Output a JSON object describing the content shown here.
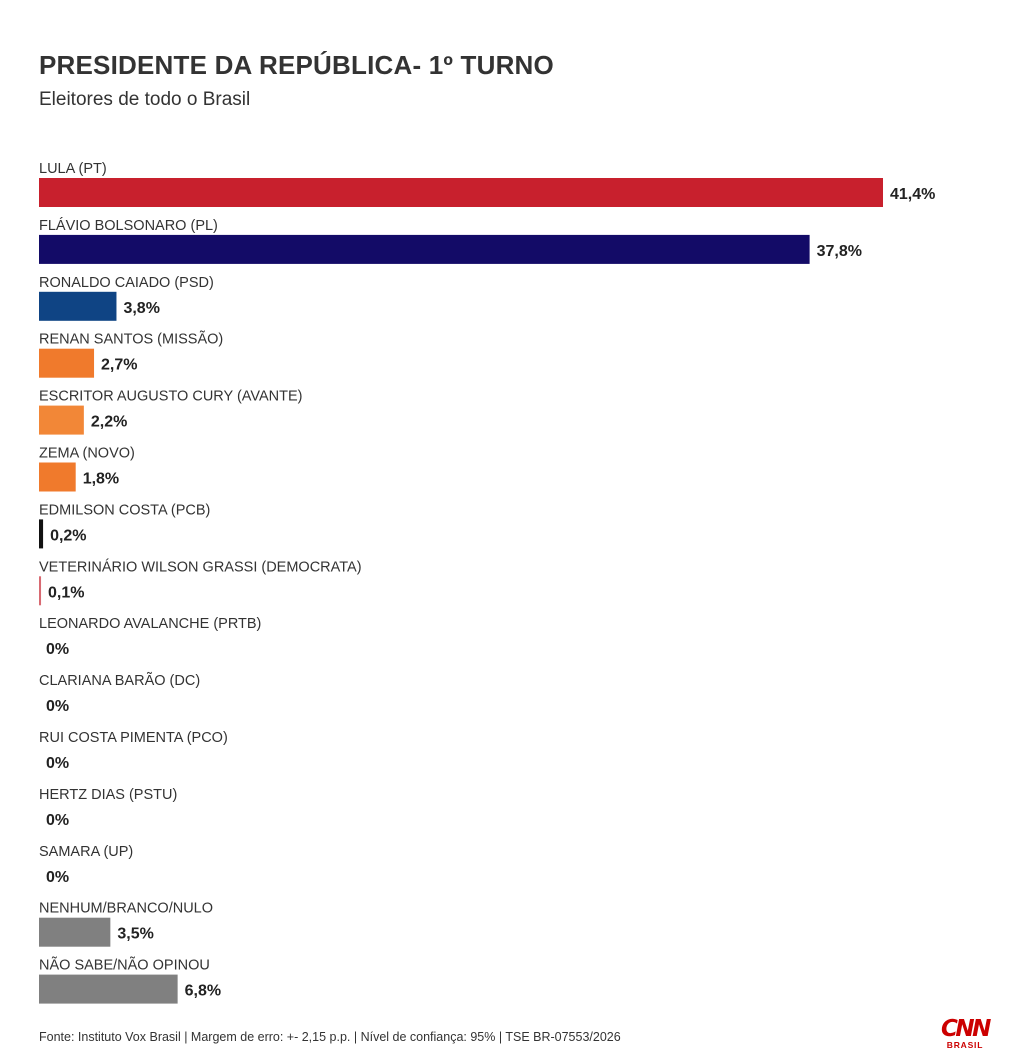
{
  "chart_data": {
    "type": "bar",
    "orientation": "horizontal",
    "title": "PRESIDENTE DA REPÚBLICA- 1º TURNO",
    "subtitle": "Eleitores de todo o Brasil",
    "categories": [
      "LULA (PT)",
      "FLÁVIO BOLSONARO (PL)",
      "RONALDO CAIADO (PSD)",
      "RENAN SANTOS (MISSÃO)",
      "ESCRITOR AUGUSTO CURY (AVANTE)",
      "ZEMA (NOVO)",
      "EDMILSON COSTA (PCB)",
      "VETERINÁRIO WILSON GRASSI (DEMOCRATA)",
      "LEONARDO AVALANCHE (PRTB)",
      "CLARIANA BARÃO (DC)",
      "RUI COSTA PIMENTA (PCO)",
      "HERTZ DIAS (PSTU)",
      "SAMARA (UP)",
      "NENHUM/BRANCO/NULO",
      "NÃO SABE/NÃO OPINOU"
    ],
    "values": [
      41.4,
      37.8,
      3.8,
      2.7,
      2.2,
      1.8,
      0.2,
      0.1,
      0,
      0,
      0,
      0,
      0,
      3.5,
      6.8
    ],
    "value_labels": [
      "41,4%",
      "37,8%",
      "3,8%",
      "2,7%",
      "2,2%",
      "1,8%",
      "0,2%",
      "0,1%",
      "0%",
      "0%",
      "0%",
      "0%",
      "0%",
      "3,5%",
      "6,8%"
    ],
    "colors": [
      "#c8202d",
      "#130b67",
      "#0f4484",
      "#f07a2c",
      "#f28737",
      "#f07a2c",
      "#111111",
      "#d86a72",
      "#888888",
      "#888888",
      "#888888",
      "#888888",
      "#888888",
      "#808080",
      "#808080"
    ],
    "xlim": [
      0,
      41.4
    ],
    "grid": false,
    "legend": "none"
  },
  "footer": {
    "source": "Fonte: Instituto Vox Brasil | Margem de erro: +- 2,15 p.p. | Nível de confiança: 95% | TSE BR-07553/2026"
  },
  "brand": {
    "logo": "CNN",
    "logo_sub": "BRASIL",
    "color": "#cc0000"
  }
}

+-------+

Reproduce the material above in full, exactly, with no images.

Output a JSON object describing the content shown here.
{
  "chart_data": {
    "type": "bar",
    "orientation": "horizontal",
    "title": "PRESIDENTE DA REPÚBLICA- 1º TURNO",
    "subtitle": "Eleitores de todo o Brasil",
    "categories": [
      "LULA (PT)",
      "FLÁVIO BOLSONARO (PL)",
      "RONALDO CAIADO (PSD)",
      "RENAN SANTOS (MISSÃO)",
      "ESCRITOR AUGUSTO CURY (AVANTE)",
      "ZEMA (NOVO)",
      "EDMILSON COSTA (PCB)",
      "VETERINÁRIO WILSON GRASSI (DEMOCRATA)",
      "LEONARDO AVALANCHE (PRTB)",
      "CLARIANA BARÃO (DC)",
      "RUI COSTA PIMENTA (PCO)",
      "HERTZ DIAS (PSTU)",
      "SAMARA (UP)",
      "NENHUM/BRANCO/NULO",
      "NÃO SABE/NÃO OPINOU"
    ],
    "values": [
      41.4,
      37.8,
      3.8,
      2.7,
      2.2,
      1.8,
      0.2,
      0.1,
      0,
      0,
      0,
      0,
      0,
      3.5,
      6.8
    ],
    "value_labels": [
      "41,4%",
      "37,8%",
      "3,8%",
      "2,7%",
      "2,2%",
      "1,8%",
      "0,2%",
      "0,1%",
      "0%",
      "0%",
      "0%",
      "0%",
      "0%",
      "3,5%",
      "6,8%"
    ],
    "colors": [
      "#c8202d",
      "#130b67",
      "#0f4484",
      "#f07a2c",
      "#f28737",
      "#f07a2c",
      "#111111",
      "#d86a72",
      "#888888",
      "#888888",
      "#888888",
      "#888888",
      "#888888",
      "#808080",
      "#808080"
    ],
    "xlim": [
      0,
      41.4
    ],
    "grid": false,
    "legend": "none"
  },
  "footer": {
    "source": "Fonte: Instituto Vox Brasil | Margem de erro: +- 2,15 p.p. | Nível de confiança: 95% | TSE BR-07553/2026"
  },
  "brand": {
    "logo": "CNN",
    "logo_sub": "BRASIL",
    "color": "#cc0000"
  }
}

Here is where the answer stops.